-------- Raw data --------

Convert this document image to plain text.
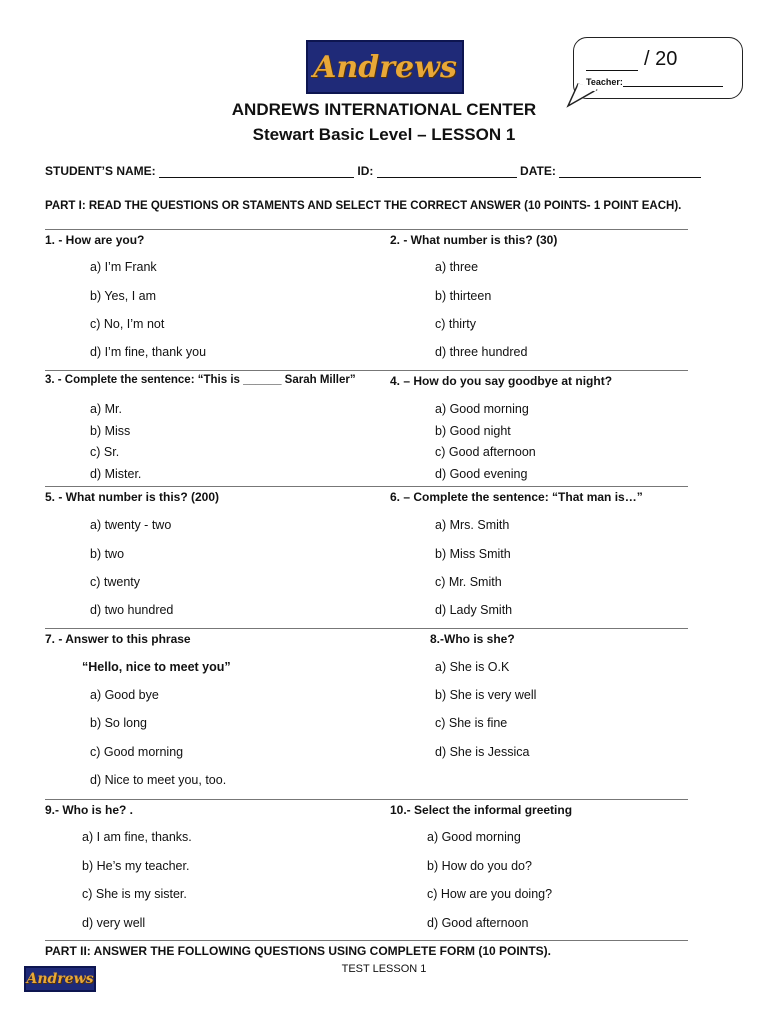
Andrews	/ 20
Teacher:
ANDREWS INTERNATIONAL CENTER
Stewart Basic Level – LESSON 1
STUDENT’S NAME:	ID:	DATE:
PART I: READ THE QUESTIONS OR STAMENTS AND SELECT THE CORRECT ANSWER (10 POINTS- 1 POINT EACH).
1. - How are you?
a) I’m Frank
b) Yes, I am
c) No, I’m not
d) I’m fine, thank you
2. - What number is this? (30)
a) three
b) thirteen
c) thirty
d) three hundred
3. - Complete the sentence: “This is ______ Sarah Miller”
a) Mr.
b) Miss
c) Sr.
d) Mister.
4. – How do you say goodbye at night?
a) Good morning
b) Good night
c) Good afternoon
d) Good evening
5. - What number is this? (200)
a) twenty - two
b) two
c) twenty
d) two hundred
6. – Complete the sentence: “That man is…”
a) Mrs. Smith
b) Miss Smith
c) Mr. Smith
d) Lady Smith
7. - Answer to this phrase
“Hello, nice to meet you”
a) Good bye
b) So long
c) Good morning
d) Nice to meet you, too.
8.-Who is she?
a) She is O.K
b) She is very well
c) She is fine
d) She is Jessica
9.- Who is he? .
a) I am fine, thanks.
b) He’s my teacher.
c) She is my sister.
d) very well
10.- Select the informal greeting
a) Good morning
b) How do you do?
c) How are you doing?
d) Good afternoon
PART II: ANSWER THE FOLLOWING QUESTIONS USING COMPLETE FORM (10 POINTS).
Andrews
TEST LESSON 1
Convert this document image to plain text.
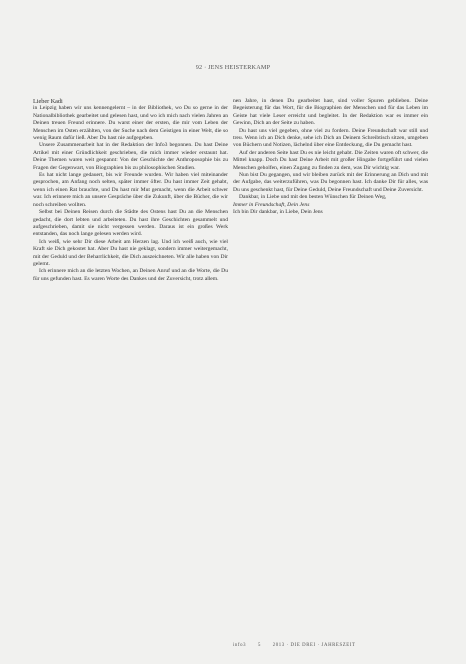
92 · JENS HEISTERKAMP

Lieber Kadi

in Leipzig haben wir uns kennengelernt – in der Bibliothek, wo Du so gerne in der Nationalbibliothek gearbeitet und gelesen hast, und wo ich mich nach vielen Jahren an Deinen treuen Freund erinnere. Du warst einer der ersten, die mir vom Leben der Menschen im Osten erzählten, von der Suche nach dem Geistigen in einer Welt, die so wenig Raum dafür ließ. Aber Du hast nie aufgegeben.

Unsere Zusammenarbeit hat in der Redaktion der Info3 begonnen. Du hast Deine Artikel mit einer Gründlichkeit geschrieben, die mich immer wieder erstaunt hat. Deine Themen waren weit gespannt: Von der Geschichte der Anthroposophie bis zu Fragen der Gegenwart, von Biographien bis zu philosophischen Studien.

Es hat nicht lange gedauert, bis wir Freunde wurden. Wir haben viel miteinander gesprochen, am Anfang noch selten, später immer öfter. Du hast immer Zeit gehabt, wenn ich einen Rat brauchte, und Du hast mir Mut gemacht, wenn die Arbeit schwer war. Ich erinnere mich an unsere Gespräche über die Zukunft, über die Bücher, die wir noch schreiben wollten.

Selbst bei Deinen Reisen durch die Städte des Ostens hast Du an die Menschen gedacht, die dort lebten und arbeiteten. Du hast ihre Geschichten gesammelt und aufgeschrieben, damit sie nicht vergessen werden. Daraus ist ein großes Werk entstanden, das noch lange gelesen werden wird.

Ich weiß, wie sehr Dir diese Arbeit am Herzen lag. Und ich weiß auch, wie viel Kraft sie Dich gekostet hat. Aber Du hast nie geklagt, sondern immer weitergemacht, mit der Geduld und der Beharrlichkeit, die Dich auszeichneten. Wir alle haben von Dir gelernt.

Ich erinnere mich an die letzten Wochen, an Deinen Anruf und an die Worte, die Du für uns gefunden hast. Es waren Worte des Dankes und der Zuversicht, trotz allem.

nen Jahre, in denen Du gearbeitet hast, sind voller Spuren geblieben. Deine Begeisterung für das Wort, für die Biographien der Menschen und für das Leben im Geiste hat viele Leser erreicht und begleitet. In der Redaktion war es immer ein Gewinn, Dich an der Seite zu haben.

Du hast uns viel gegeben, ohne viel zu fordern. Deine Freundschaft war still und treu. Wenn ich an Dich denke, sehe ich Dich an Deinem Schreibtisch sitzen, umgeben von Büchern und Notizen, lächelnd über eine Entdeckung, die Du gemacht hast.

Auf der anderen Seite hast Du es nie leicht gehabt. Die Zeiten waren oft schwer, die Mittel knapp. Doch Du hast Deine Arbeit mit großer Hingabe fortgeführt und vielen Menschen geholfen, einen Zugang zu finden zu dem, was Dir wichtig war.

Nun bist Du gegangen, und wir bleiben zurück mit der Erinnerung an Dich und mit der Aufgabe, das weiterzuführen, was Du begonnen hast. Ich danke Dir für alles, was Du uns geschenkt hast, für Deine Geduld, Deine Freundschaft und Deine Zuversicht.

Dankbar, in Liebe und mit den besten Wünschen für Deinen Weg,

Immer in Freundschaft, Dein Jens

Ich bin Dir dankbar, in Liebe, Dein Jens

info3 5 2013 · DIE DREI · JAHRESZEIT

--------

The request
Report how many lines of the listing hold the word "Zuversicht", with nothing but the number.

Response below
2